- [What the task asks]
Among the entries, which lines carry the string "Uprising"? Copy each of them.

--------------------------------

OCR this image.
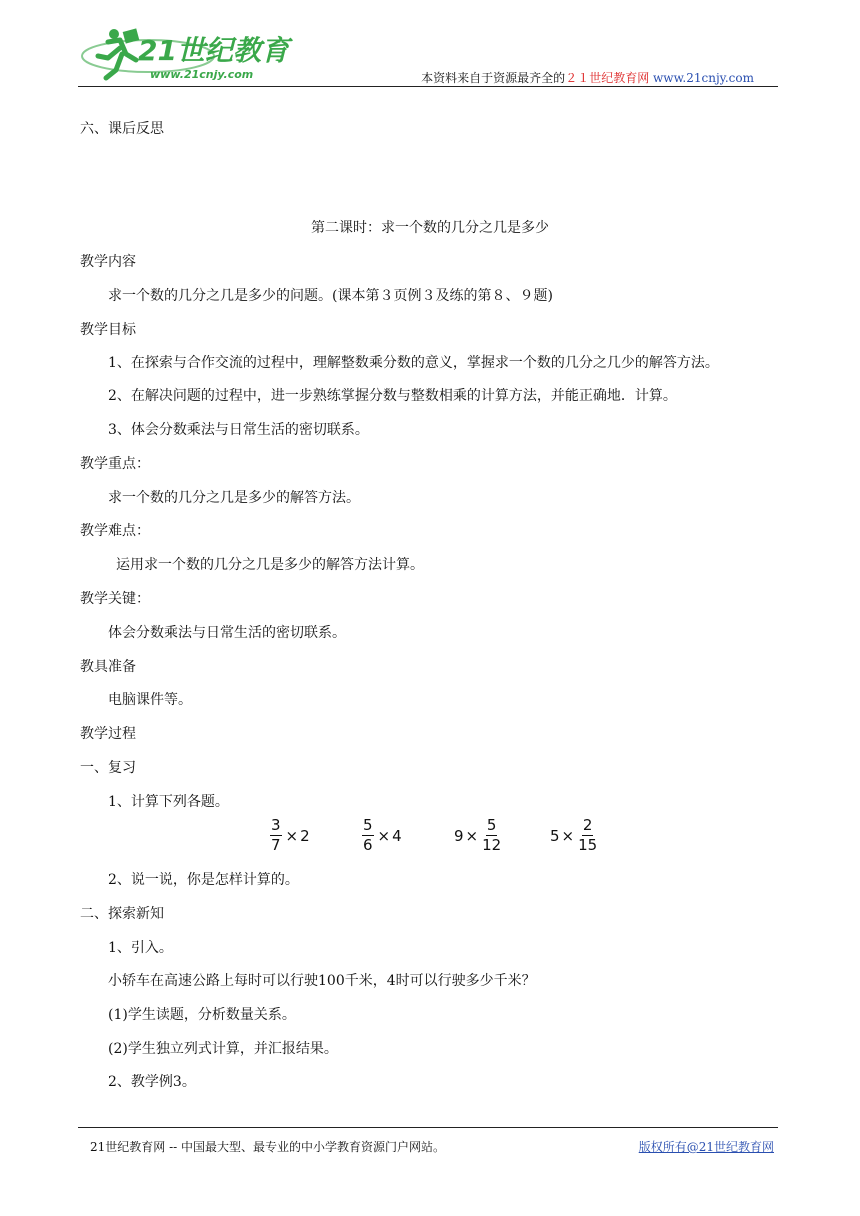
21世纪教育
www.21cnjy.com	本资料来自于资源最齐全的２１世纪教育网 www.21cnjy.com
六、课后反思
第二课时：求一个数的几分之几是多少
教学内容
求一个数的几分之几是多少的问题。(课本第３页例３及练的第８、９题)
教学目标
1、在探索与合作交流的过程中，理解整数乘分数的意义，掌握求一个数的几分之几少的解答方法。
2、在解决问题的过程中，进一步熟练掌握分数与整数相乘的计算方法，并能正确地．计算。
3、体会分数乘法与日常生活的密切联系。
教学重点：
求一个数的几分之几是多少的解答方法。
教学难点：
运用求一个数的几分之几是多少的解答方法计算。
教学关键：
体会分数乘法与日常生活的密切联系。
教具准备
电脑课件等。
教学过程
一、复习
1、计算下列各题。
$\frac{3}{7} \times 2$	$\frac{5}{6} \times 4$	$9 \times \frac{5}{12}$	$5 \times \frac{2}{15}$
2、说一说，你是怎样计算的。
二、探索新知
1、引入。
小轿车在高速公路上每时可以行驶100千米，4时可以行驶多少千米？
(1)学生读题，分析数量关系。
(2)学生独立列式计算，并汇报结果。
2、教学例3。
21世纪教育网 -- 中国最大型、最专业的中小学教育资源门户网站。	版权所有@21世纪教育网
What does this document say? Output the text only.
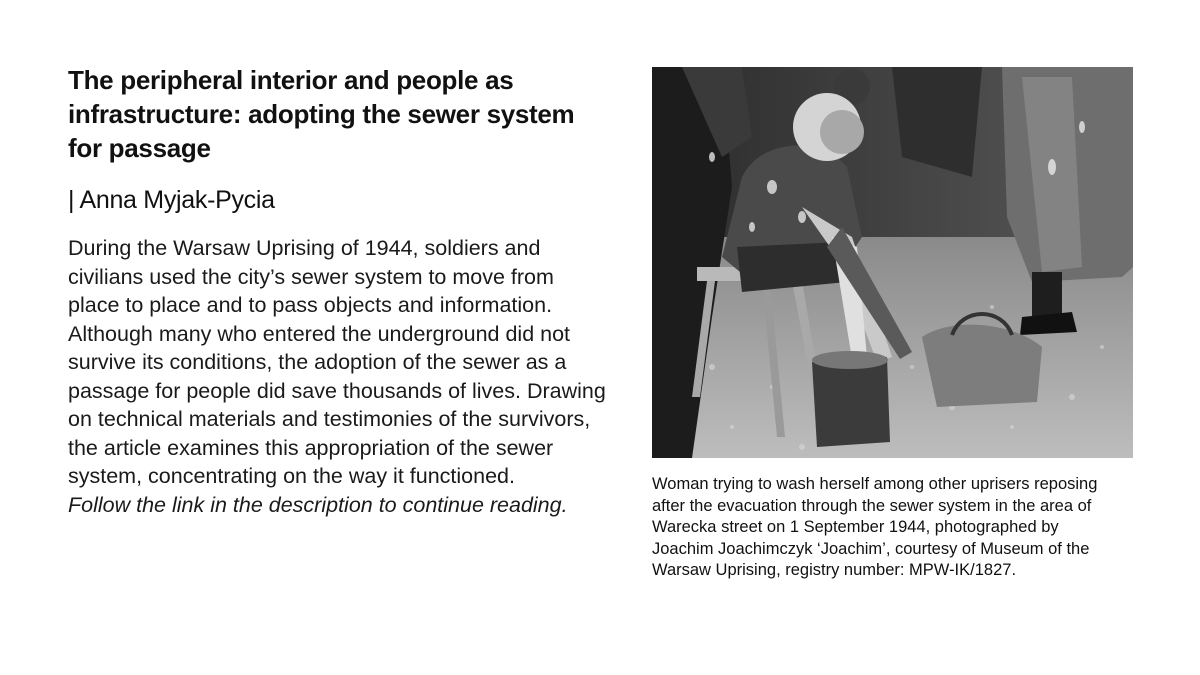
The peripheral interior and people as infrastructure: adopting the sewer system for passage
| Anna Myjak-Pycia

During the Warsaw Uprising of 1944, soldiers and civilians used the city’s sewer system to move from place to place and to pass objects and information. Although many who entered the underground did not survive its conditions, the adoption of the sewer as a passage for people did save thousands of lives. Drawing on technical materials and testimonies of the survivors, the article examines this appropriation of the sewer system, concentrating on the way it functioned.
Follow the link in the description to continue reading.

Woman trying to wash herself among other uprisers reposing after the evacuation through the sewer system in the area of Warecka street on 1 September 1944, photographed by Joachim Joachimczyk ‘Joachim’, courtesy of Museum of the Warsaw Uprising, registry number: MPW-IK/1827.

--------------------------------

- [Exercise solution]
During the Warsaw Uprising of 1944, soldiers and civilians used the city’s sewer system to move from place to place and to pass objects and information. Although many who entered the underground did not survive its conditions, the adoption of the sewer as a passage for people did save thousands of lives. Drawing on technical materials and testimonies of the survivors, the article examines this appropriation of the sewer system, concentrating on the way it functioned.
Woman trying to wash herself among other uprisers reposing after the evacuation through the sewer system in the area of Warecka street on 1 September 1944, photographed by Joachim Joachimczyk ‘Joachim’, courtesy of Museum of the Warsaw Uprising, registry number: MPW-IK/1827.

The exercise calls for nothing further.